--- BEGIN ---

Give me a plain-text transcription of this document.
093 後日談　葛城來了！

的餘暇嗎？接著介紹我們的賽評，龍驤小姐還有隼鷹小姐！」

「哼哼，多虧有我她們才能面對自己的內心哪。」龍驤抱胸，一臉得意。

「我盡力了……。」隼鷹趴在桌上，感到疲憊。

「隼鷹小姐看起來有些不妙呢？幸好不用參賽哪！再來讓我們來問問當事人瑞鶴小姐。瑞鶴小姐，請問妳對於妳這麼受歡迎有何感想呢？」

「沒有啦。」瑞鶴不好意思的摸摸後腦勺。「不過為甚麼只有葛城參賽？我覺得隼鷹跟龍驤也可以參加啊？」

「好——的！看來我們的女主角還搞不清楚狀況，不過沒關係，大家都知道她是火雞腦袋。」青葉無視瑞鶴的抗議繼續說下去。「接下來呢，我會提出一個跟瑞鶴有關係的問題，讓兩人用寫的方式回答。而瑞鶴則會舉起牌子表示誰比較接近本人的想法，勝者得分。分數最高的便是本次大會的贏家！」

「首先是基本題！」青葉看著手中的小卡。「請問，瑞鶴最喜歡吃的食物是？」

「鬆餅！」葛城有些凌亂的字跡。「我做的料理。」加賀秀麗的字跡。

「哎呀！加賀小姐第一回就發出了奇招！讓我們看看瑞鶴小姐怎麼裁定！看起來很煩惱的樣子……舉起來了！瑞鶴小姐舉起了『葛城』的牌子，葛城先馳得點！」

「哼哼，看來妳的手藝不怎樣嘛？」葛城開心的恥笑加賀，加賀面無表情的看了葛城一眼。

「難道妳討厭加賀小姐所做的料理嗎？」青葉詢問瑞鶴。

--- END ---

◆ Do this: Write the material out again in its entirety, exactly as shown.

◆ Solution to this problem:
Give me a plain-text transcription of this document.
093 後日談　葛城來了！

的餘暇嗎？接著介紹我們的賽評，龍驤小姐還有隼鷹小姐！」

「哼哼，多虧有我她們才能面對自己的內心哪。」龍驤抱胸，一臉得意。

「我盡力了……。」隼鷹趴在桌上，感到疲憊。

「隼鷹小姐看起來有些不妙呢？幸好不用參賽哪！再來讓我們來問問當事人瑞鶴小姐。瑞鶴小姐，請問妳對於妳這麼受歡迎有何感想呢？」

「沒有啦。」瑞鶴不好意思的摸摸後腦勺。「不過為甚麼只有葛城參賽？我覺得隼鷹跟龍驤也可以參加啊？」

「好——的！看來我們的女主角還搞不清楚狀況，不過沒關係，大家都知道她是火雞腦袋。」青葉無視瑞鶴的抗議繼續說下去。「接下來呢，我會提出一個跟瑞鶴有關係的問題，讓兩人用寫的方式回答。而瑞鶴則會舉起牌子表示誰比較接近本人的想法，勝者得分。分數最高的便是本次大會的贏家！」

「首先是基本題！」青葉看著手中的小卡。「請問，瑞鶴最喜歡吃的食物是？」

「鬆餅！」葛城有些凌亂的字跡。「我做的料理。」加賀秀麗的字跡。

「哎呀！加賀小姐第一回就發出了奇招！讓我們看看瑞鶴小姐怎麼裁定！看起來很煩惱的樣子……舉起來了！瑞鶴小姐舉起了『葛城』的牌子，葛城先馳得點！」

「哼哼，看來妳的手藝不怎樣嘛？」葛城開心的恥笑加賀，加賀面無表情的看了葛城一眼。

「難道妳討厭加賀小姐所做的料理嗎？」青葉詢問瑞鶴。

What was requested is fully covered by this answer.